>> Begin Exercise data

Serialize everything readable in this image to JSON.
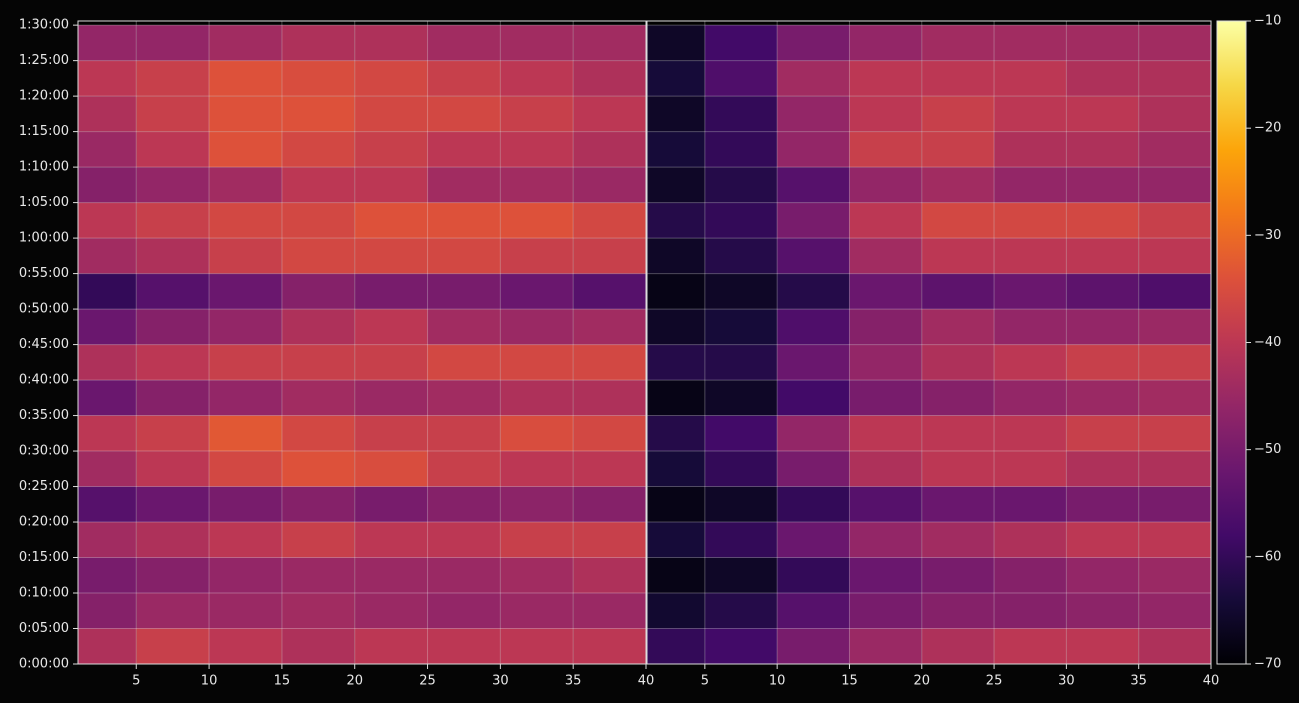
{
  "chart_data": {
    "type": "heatmap",
    "colormap": "inferno",
    "grid": true,
    "ylim": [
      0,
      5435
    ],
    "yticks": [
      {
        "value": 0,
        "label": "0:00:00"
      },
      {
        "value": 300,
        "label": "0:05:00"
      },
      {
        "value": 600,
        "label": "0:10:00"
      },
      {
        "value": 900,
        "label": "0:15:00"
      },
      {
        "value": 1200,
        "label": "0:20:00"
      },
      {
        "value": 1500,
        "label": "0:25:00"
      },
      {
        "value": 1800,
        "label": "0:30:00"
      },
      {
        "value": 2100,
        "label": "0:35:00"
      },
      {
        "value": 2400,
        "label": "0:40:00"
      },
      {
        "value": 2700,
        "label": "0:45:00"
      },
      {
        "value": 3000,
        "label": "0:50:00"
      },
      {
        "value": 3300,
        "label": "0:55:00"
      },
      {
        "value": 3600,
        "label": "1:00:00"
      },
      {
        "value": 3900,
        "label": "1:05:00"
      },
      {
        "value": 4200,
        "label": "1:10:00"
      },
      {
        "value": 4500,
        "label": "1:15:00"
      },
      {
        "value": 4800,
        "label": "1:20:00"
      },
      {
        "value": 5100,
        "label": "1:25:00"
      },
      {
        "value": 5400,
        "label": "1:30:00"
      }
    ],
    "ybins": [
      0,
      300,
      600,
      900,
      1200,
      1500,
      1800,
      2100,
      2400,
      2700,
      3000,
      3300,
      3600,
      3900,
      4200,
      4500,
      4800,
      5100,
      5400
    ],
    "xbins": [
      1,
      5,
      10,
      15,
      20,
      25,
      30,
      35,
      40
    ],
    "clim": [
      -70,
      -10
    ],
    "cticks": [
      {
        "value": -70,
        "label": "−70"
      },
      {
        "value": -60,
        "label": "−60"
      },
      {
        "value": -50,
        "label": "−50"
      },
      {
        "value": -40,
        "label": "−40"
      },
      {
        "value": -30,
        "label": "−30"
      },
      {
        "value": -20,
        "label": "−20"
      },
      {
        "value": -10,
        "label": "−10"
      }
    ],
    "panels": [
      {
        "xlim": [
          1,
          40
        ],
        "xticks": [
          5,
          10,
          15,
          20,
          25,
          30,
          35,
          40
        ],
        "values": [
          [
            -42,
            -38,
            -40,
            -42,
            -40,
            -40,
            -40,
            -40
          ],
          [
            -48,
            -45,
            -45,
            -44,
            -45,
            -46,
            -45,
            -45
          ],
          [
            -50,
            -48,
            -46,
            -45,
            -45,
            -45,
            -44,
            -42
          ],
          [
            -44,
            -42,
            -40,
            -38,
            -40,
            -40,
            -38,
            -38
          ],
          [
            -55,
            -52,
            -50,
            -48,
            -50,
            -48,
            -47,
            -48
          ],
          [
            -44,
            -40,
            -36,
            -34,
            -35,
            -38,
            -40,
            -40
          ],
          [
            -40,
            -38,
            -33,
            -36,
            -38,
            -38,
            -35,
            -36
          ],
          [
            -52,
            -48,
            -46,
            -44,
            -45,
            -44,
            -42,
            -42
          ],
          [
            -42,
            -40,
            -38,
            -38,
            -38,
            -36,
            -36,
            -36
          ],
          [
            -52,
            -48,
            -46,
            -42,
            -40,
            -44,
            -45,
            -44
          ],
          [
            -60,
            -55,
            -52,
            -48,
            -50,
            -50,
            -52,
            -55
          ],
          [
            -44,
            -42,
            -38,
            -36,
            -36,
            -36,
            -38,
            -38
          ],
          [
            -40,
            -38,
            -36,
            -36,
            -34,
            -34,
            -34,
            -36
          ],
          [
            -48,
            -46,
            -44,
            -40,
            -40,
            -44,
            -44,
            -45
          ],
          [
            -45,
            -40,
            -34,
            -36,
            -38,
            -40,
            -40,
            -42
          ],
          [
            -42,
            -38,
            -34,
            -34,
            -36,
            -36,
            -38,
            -40
          ],
          [
            -40,
            -38,
            -34,
            -35,
            -36,
            -38,
            -40,
            -42
          ],
          [
            -46,
            -46,
            -44,
            -42,
            -42,
            -44,
            -44,
            -44
          ]
        ]
      },
      {
        "xlim": [
          1,
          40
        ],
        "xticks": [
          5,
          10,
          15,
          20,
          25,
          30,
          35,
          40
        ],
        "values": [
          [
            -60,
            -58,
            -50,
            -45,
            -42,
            -40,
            -40,
            -42
          ],
          [
            -65,
            -62,
            -55,
            -50,
            -48,
            -48,
            -47,
            -46
          ],
          [
            -68,
            -66,
            -60,
            -52,
            -50,
            -48,
            -46,
            -45
          ],
          [
            -64,
            -60,
            -52,
            -46,
            -44,
            -42,
            -40,
            -40
          ],
          [
            -68,
            -66,
            -60,
            -55,
            -52,
            -52,
            -50,
            -50
          ],
          [
            -64,
            -60,
            -50,
            -42,
            -40,
            -40,
            -42,
            -42
          ],
          [
            -62,
            -58,
            -46,
            -40,
            -40,
            -40,
            -38,
            -38
          ],
          [
            -68,
            -66,
            -58,
            -50,
            -48,
            -46,
            -45,
            -44
          ],
          [
            -62,
            -62,
            -52,
            -46,
            -42,
            -40,
            -38,
            -38
          ],
          [
            -66,
            -64,
            -56,
            -48,
            -44,
            -46,
            -46,
            -45
          ],
          [
            -68,
            -66,
            -62,
            -52,
            -54,
            -52,
            -54,
            -56
          ],
          [
            -66,
            -62,
            -55,
            -44,
            -40,
            -40,
            -40,
            -40
          ],
          [
            -62,
            -60,
            -50,
            -40,
            -36,
            -36,
            -36,
            -38
          ],
          [
            -66,
            -62,
            -55,
            -46,
            -44,
            -46,
            -46,
            -46
          ],
          [
            -64,
            -60,
            -46,
            -38,
            -38,
            -42,
            -42,
            -44
          ],
          [
            -66,
            -60,
            -46,
            -40,
            -38,
            -40,
            -40,
            -42
          ],
          [
            -64,
            -56,
            -44,
            -40,
            -40,
            -40,
            -42,
            -42
          ],
          [
            -66,
            -58,
            -50,
            -46,
            -44,
            -44,
            -44,
            -44
          ]
        ]
      }
    ]
  }
}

>> End Exercise data

* What to produce:
Without the pictures, return all the records precisely as they stand.

* Solution to this exercise:
Serialize everything readable in this image to JSON.
{
  "chart_data": {
    "type": "heatmap",
    "colormap": "inferno",
    "grid": true,
    "ylim": [
      0,
      5435
    ],
    "yticks": [
      {
        "value": 0,
        "label": "0:00:00"
      },
      {
        "value": 300,
        "label": "0:05:00"
      },
      {
        "value": 600,
        "label": "0:10:00"
      },
      {
        "value": 900,
        "label": "0:15:00"
      },
      {
        "value": 1200,
        "label": "0:20:00"
      },
      {
        "value": 1500,
        "label": "0:25:00"
      },
      {
        "value": 1800,
        "label": "0:30:00"
      },
      {
        "value": 2100,
        "label": "0:35:00"
      },
      {
        "value": 2400,
        "label": "0:40:00"
      },
      {
        "value": 2700,
        "label": "0:45:00"
      },
      {
        "value": 3000,
        "label": "0:50:00"
      },
      {
        "value": 3300,
        "label": "0:55:00"
      },
      {
        "value": 3600,
        "label": "1:00:00"
      },
      {
        "value": 3900,
        "label": "1:05:00"
      },
      {
        "value": 4200,
        "label": "1:10:00"
      },
      {
        "value": 4500,
        "label": "1:15:00"
      },
      {
        "value": 4800,
        "label": "1:20:00"
      },
      {
        "value": 5100,
        "label": "1:25:00"
      },
      {
        "value": 5400,
        "label": "1:30:00"
      }
    ],
    "ybins": [
      0,
      300,
      600,
      900,
      1200,
      1500,
      1800,
      2100,
      2400,
      2700,
      3000,
      3300,
      3600,
      3900,
      4200,
      4500,
      4800,
      5100,
      5400
    ],
    "xbins": [
      1,
      5,
      10,
      15,
      20,
      25,
      30,
      35,
      40
    ],
    "clim": [
      -70,
      -10
    ],
    "cticks": [
      {
        "value": -70,
        "label": "−70"
      },
      {
        "value": -60,
        "label": "−60"
      },
      {
        "value": -50,
        "label": "−50"
      },
      {
        "value": -40,
        "label": "−40"
      },
      {
        "value": -30,
        "label": "−30"
      },
      {
        "value": -20,
        "label": "−20"
      },
      {
        "value": -10,
        "label": "−10"
      }
    ],
    "panels": [
      {
        "xlim": [
          1,
          40
        ],
        "xticks": [
          5,
          10,
          15,
          20,
          25,
          30,
          35,
          40
        ],
        "values": [
          [
            -42,
            -38,
            -40,
            -42,
            -40,
            -40,
            -40,
            -40
          ],
          [
            -48,
            -45,
            -45,
            -44,
            -45,
            -46,
            -45,
            -45
          ],
          [
            -50,
            -48,
            -46,
            -45,
            -45,
            -45,
            -44,
            -42
          ],
          [
            -44,
            -42,
            -40,
            -38,
            -40,
            -40,
            -38,
            -38
          ],
          [
            -55,
            -52,
            -50,
            -48,
            -50,
            -48,
            -47,
            -48
          ],
          [
            -44,
            -40,
            -36,
            -34,
            -35,
            -38,
            -40,
            -40
          ],
          [
            -40,
            -38,
            -33,
            -36,
            -38,
            -38,
            -35,
            -36
          ],
          [
            -52,
            -48,
            -46,
            -44,
            -45,
            -44,
            -42,
            -42
          ],
          [
            -42,
            -40,
            -38,
            -38,
            -38,
            -36,
            -36,
            -36
          ],
          [
            -52,
            -48,
            -46,
            -42,
            -40,
            -44,
            -45,
            -44
          ],
          [
            -60,
            -55,
            -52,
            -48,
            -50,
            -50,
            -52,
            -55
          ],
          [
            -44,
            -42,
            -38,
            -36,
            -36,
            -36,
            -38,
            -38
          ],
          [
            -40,
            -38,
            -36,
            -36,
            -34,
            -34,
            -34,
            -36
          ],
          [
            -48,
            -46,
            -44,
            -40,
            -40,
            -44,
            -44,
            -45
          ],
          [
            -45,
            -40,
            -34,
            -36,
            -38,
            -40,
            -40,
            -42
          ],
          [
            -42,
            -38,
            -34,
            -34,
            -36,
            -36,
            -38,
            -40
          ],
          [
            -40,
            -38,
            -34,
            -35,
            -36,
            -38,
            -40,
            -42
          ],
          [
            -46,
            -46,
            -44,
            -42,
            -42,
            -44,
            -44,
            -44
          ]
        ]
      },
      {
        "xlim": [
          1,
          40
        ],
        "xticks": [
          5,
          10,
          15,
          20,
          25,
          30,
          35,
          40
        ],
        "values": [
          [
            -60,
            -58,
            -50,
            -45,
            -42,
            -40,
            -40,
            -42
          ],
          [
            -65,
            -62,
            -55,
            -50,
            -48,
            -48,
            -47,
            -46
          ],
          [
            -68,
            -66,
            -60,
            -52,
            -50,
            -48,
            -46,
            -45
          ],
          [
            -64,
            -60,
            -52,
            -46,
            -44,
            -42,
            -40,
            -40
          ],
          [
            -68,
            -66,
            -60,
            -55,
            -52,
            -52,
            -50,
            -50
          ],
          [
            -64,
            -60,
            -50,
            -42,
            -40,
            -40,
            -42,
            -42
          ],
          [
            -62,
            -58,
            -46,
            -40,
            -40,
            -40,
            -38,
            -38
          ],
          [
            -68,
            -66,
            -58,
            -50,
            -48,
            -46,
            -45,
            -44
          ],
          [
            -62,
            -62,
            -52,
            -46,
            -42,
            -40,
            -38,
            -38
          ],
          [
            -66,
            -64,
            -56,
            -48,
            -44,
            -46,
            -46,
            -45
          ],
          [
            -68,
            -66,
            -62,
            -52,
            -54,
            -52,
            -54,
            -56
          ],
          [
            -66,
            -62,
            -55,
            -44,
            -40,
            -40,
            -40,
            -40
          ],
          [
            -62,
            -60,
            -50,
            -40,
            -36,
            -36,
            -36,
            -38
          ],
          [
            -66,
            -62,
            -55,
            -46,
            -44,
            -46,
            -46,
            -46
          ],
          [
            -64,
            -60,
            -46,
            -38,
            -38,
            -42,
            -42,
            -44
          ],
          [
            -66,
            -60,
            -46,
            -40,
            -38,
            -40,
            -40,
            -42
          ],
          [
            -64,
            -56,
            -44,
            -40,
            -40,
            -40,
            -42,
            -42
          ],
          [
            -66,
            -58,
            -50,
            -46,
            -44,
            -44,
            -44,
            -44
          ]
        ]
      }
    ]
  }
}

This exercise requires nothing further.